*** DATA ***

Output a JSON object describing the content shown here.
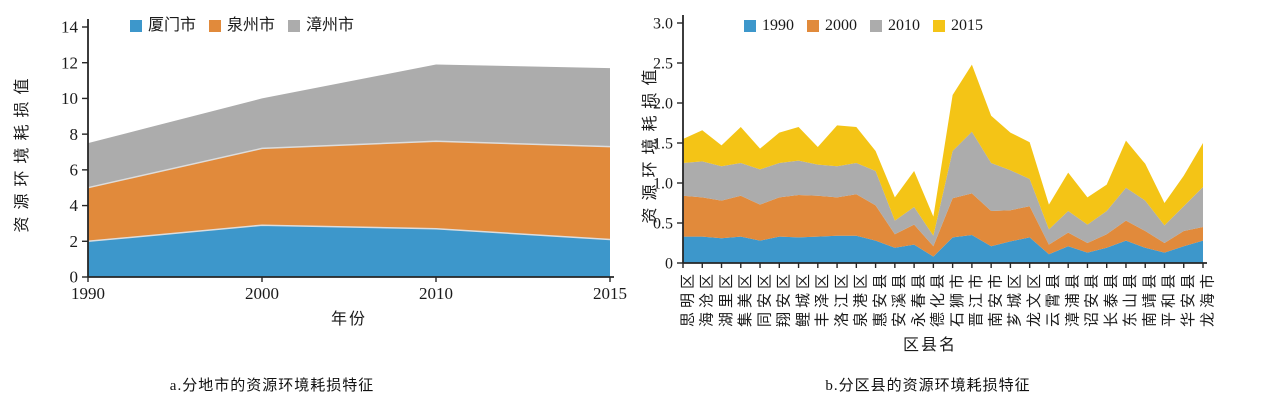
{
  "colors": {
    "blue": "#3D97CB",
    "orange": "#E18A3B",
    "gray": "#ACACAC",
    "yellow": "#F4C416",
    "axis": "#262626",
    "separator": "#DDDDDD"
  },
  "captions": {
    "left": "a.分地市的资源环境耗损特征",
    "right": "b.分区县的资源环境耗损特征"
  },
  "chart_data": [
    {
      "id": "cities",
      "type": "area",
      "stacked": true,
      "title": "",
      "xlabel": "年份",
      "ylabel": "资源环境耗损值",
      "categories": [
        "1990",
        "2000",
        "2010",
        "2015"
      ],
      "ylim": [
        0,
        14
      ],
      "yticks": [
        0,
        2,
        4,
        6,
        8,
        10,
        12,
        14
      ],
      "ytick_labels": [
        "0",
        "2",
        "4",
        "6",
        "8",
        "10",
        "12",
        "14"
      ],
      "grid": false,
      "legend_position": "top",
      "series": [
        {
          "name": "厦门市",
          "color_key": "blue",
          "values": [
            2.0,
            2.9,
            2.7,
            2.1
          ]
        },
        {
          "name": "泉州市",
          "color_key": "orange",
          "values": [
            3.0,
            4.3,
            4.9,
            5.2
          ]
        },
        {
          "name": "漳州市",
          "color_key": "gray",
          "values": [
            2.5,
            2.8,
            4.3,
            4.4
          ]
        }
      ]
    },
    {
      "id": "districts",
      "type": "area",
      "stacked": true,
      "title": "",
      "xlabel": "区县名",
      "ylabel": "资源环境耗损值",
      "categories": [
        "思明区",
        "海沧区",
        "湖里区",
        "集美区",
        "同安区",
        "翔安区",
        "鲤城区",
        "丰泽区",
        "洛江区",
        "泉港区",
        "惠安县",
        "安溪县",
        "永春县",
        "德化县",
        "石狮市",
        "晋江市",
        "南安市",
        "芗城区",
        "龙文区",
        "云霄县",
        "漳浦县",
        "诏安县",
        "长泰县",
        "东山县",
        "南靖县",
        "平和县",
        "华安县",
        "龙海市"
      ],
      "ylim": [
        0,
        3
      ],
      "yticks": [
        0,
        0.5,
        1,
        1.5,
        2,
        2.5,
        3
      ],
      "ytick_labels": [
        "0",
        "0.5",
        "1.0",
        "1.5",
        "2.0",
        "2.5",
        "3.0"
      ],
      "grid": false,
      "legend_position": "top",
      "series": [
        {
          "name": "1990",
          "color_key": "blue",
          "values": [
            0.33,
            0.33,
            0.31,
            0.33,
            0.28,
            0.33,
            0.32,
            0.33,
            0.34,
            0.34,
            0.28,
            0.19,
            0.23,
            0.08,
            0.32,
            0.35,
            0.21,
            0.27,
            0.32,
            0.11,
            0.21,
            0.13,
            0.19,
            0.28,
            0.19,
            0.13,
            0.21,
            0.28
          ]
        },
        {
          "name": "2000",
          "color_key": "orange",
          "values": [
            0.51,
            0.49,
            0.47,
            0.51,
            0.45,
            0.49,
            0.53,
            0.51,
            0.48,
            0.52,
            0.44,
            0.17,
            0.25,
            0.13,
            0.49,
            0.52,
            0.44,
            0.39,
            0.39,
            0.12,
            0.17,
            0.12,
            0.17,
            0.25,
            0.21,
            0.12,
            0.19,
            0.17
          ]
        },
        {
          "name": "2010",
          "color_key": "gray",
          "values": [
            0.41,
            0.45,
            0.43,
            0.41,
            0.44,
            0.43,
            0.43,
            0.39,
            0.39,
            0.39,
            0.43,
            0.17,
            0.22,
            0.13,
            0.59,
            0.77,
            0.6,
            0.5,
            0.34,
            0.19,
            0.27,
            0.23,
            0.29,
            0.41,
            0.38,
            0.22,
            0.31,
            0.5
          ]
        },
        {
          "name": "2015",
          "color_key": "yellow",
          "values": [
            0.3,
            0.39,
            0.26,
            0.45,
            0.26,
            0.38,
            0.42,
            0.22,
            0.51,
            0.45,
            0.25,
            0.29,
            0.45,
            0.24,
            0.7,
            0.84,
            0.59,
            0.47,
            0.46,
            0.31,
            0.48,
            0.34,
            0.33,
            0.59,
            0.46,
            0.28,
            0.38,
            0.55
          ]
        }
      ]
    }
  ]
}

***

Every line above should be returned exactly; the pictures stay out.

Output a JSON object describing the content shown here.
{
  "colors": {
    "blue": "#3D97CB",
    "orange": "#E18A3B",
    "gray": "#ACACAC",
    "yellow": "#F4C416",
    "axis": "#262626",
    "separator": "#DDDDDD"
  },
  "captions": {
    "left": "a.分地市的资源环境耗损特征",
    "right": "b.分区县的资源环境耗损特征"
  },
  "chart_data": [
    {
      "id": "cities",
      "type": "area",
      "stacked": true,
      "title": "",
      "xlabel": "年份",
      "ylabel": "资源环境耗损值",
      "categories": [
        "1990",
        "2000",
        "2010",
        "2015"
      ],
      "ylim": [
        0,
        14
      ],
      "yticks": [
        0,
        2,
        4,
        6,
        8,
        10,
        12,
        14
      ],
      "ytick_labels": [
        "0",
        "2",
        "4",
        "6",
        "8",
        "10",
        "12",
        "14"
      ],
      "grid": false,
      "legend_position": "top",
      "series": [
        {
          "name": "厦门市",
          "color_key": "blue",
          "values": [
            2.0,
            2.9,
            2.7,
            2.1
          ]
        },
        {
          "name": "泉州市",
          "color_key": "orange",
          "values": [
            3.0,
            4.3,
            4.9,
            5.2
          ]
        },
        {
          "name": "漳州市",
          "color_key": "gray",
          "values": [
            2.5,
            2.8,
            4.3,
            4.4
          ]
        }
      ]
    },
    {
      "id": "districts",
      "type": "area",
      "stacked": true,
      "title": "",
      "xlabel": "区县名",
      "ylabel": "资源环境耗损值",
      "categories": [
        "思明区",
        "海沧区",
        "湖里区",
        "集美区",
        "同安区",
        "翔安区",
        "鲤城区",
        "丰泽区",
        "洛江区",
        "泉港区",
        "惠安县",
        "安溪县",
        "永春县",
        "德化县",
        "石狮市",
        "晋江市",
        "南安市",
        "芗城区",
        "龙文区",
        "云霄县",
        "漳浦县",
        "诏安县",
        "长泰县",
        "东山县",
        "南靖县",
        "平和县",
        "华安县",
        "龙海市"
      ],
      "ylim": [
        0,
        3
      ],
      "yticks": [
        0,
        0.5,
        1,
        1.5,
        2,
        2.5,
        3
      ],
      "ytick_labels": [
        "0",
        "0.5",
        "1.0",
        "1.5",
        "2.0",
        "2.5",
        "3.0"
      ],
      "grid": false,
      "legend_position": "top",
      "series": [
        {
          "name": "1990",
          "color_key": "blue",
          "values": [
            0.33,
            0.33,
            0.31,
            0.33,
            0.28,
            0.33,
            0.32,
            0.33,
            0.34,
            0.34,
            0.28,
            0.19,
            0.23,
            0.08,
            0.32,
            0.35,
            0.21,
            0.27,
            0.32,
            0.11,
            0.21,
            0.13,
            0.19,
            0.28,
            0.19,
            0.13,
            0.21,
            0.28
          ]
        },
        {
          "name": "2000",
          "color_key": "orange",
          "values": [
            0.51,
            0.49,
            0.47,
            0.51,
            0.45,
            0.49,
            0.53,
            0.51,
            0.48,
            0.52,
            0.44,
            0.17,
            0.25,
            0.13,
            0.49,
            0.52,
            0.44,
            0.39,
            0.39,
            0.12,
            0.17,
            0.12,
            0.17,
            0.25,
            0.21,
            0.12,
            0.19,
            0.17
          ]
        },
        {
          "name": "2010",
          "color_key": "gray",
          "values": [
            0.41,
            0.45,
            0.43,
            0.41,
            0.44,
            0.43,
            0.43,
            0.39,
            0.39,
            0.39,
            0.43,
            0.17,
            0.22,
            0.13,
            0.59,
            0.77,
            0.6,
            0.5,
            0.34,
            0.19,
            0.27,
            0.23,
            0.29,
            0.41,
            0.38,
            0.22,
            0.31,
            0.5
          ]
        },
        {
          "name": "2015",
          "color_key": "yellow",
          "values": [
            0.3,
            0.39,
            0.26,
            0.45,
            0.26,
            0.38,
            0.42,
            0.22,
            0.51,
            0.45,
            0.25,
            0.29,
            0.45,
            0.24,
            0.7,
            0.84,
            0.59,
            0.47,
            0.46,
            0.31,
            0.48,
            0.34,
            0.33,
            0.59,
            0.46,
            0.28,
            0.38,
            0.55
          ]
        }
      ]
    }
  ]
}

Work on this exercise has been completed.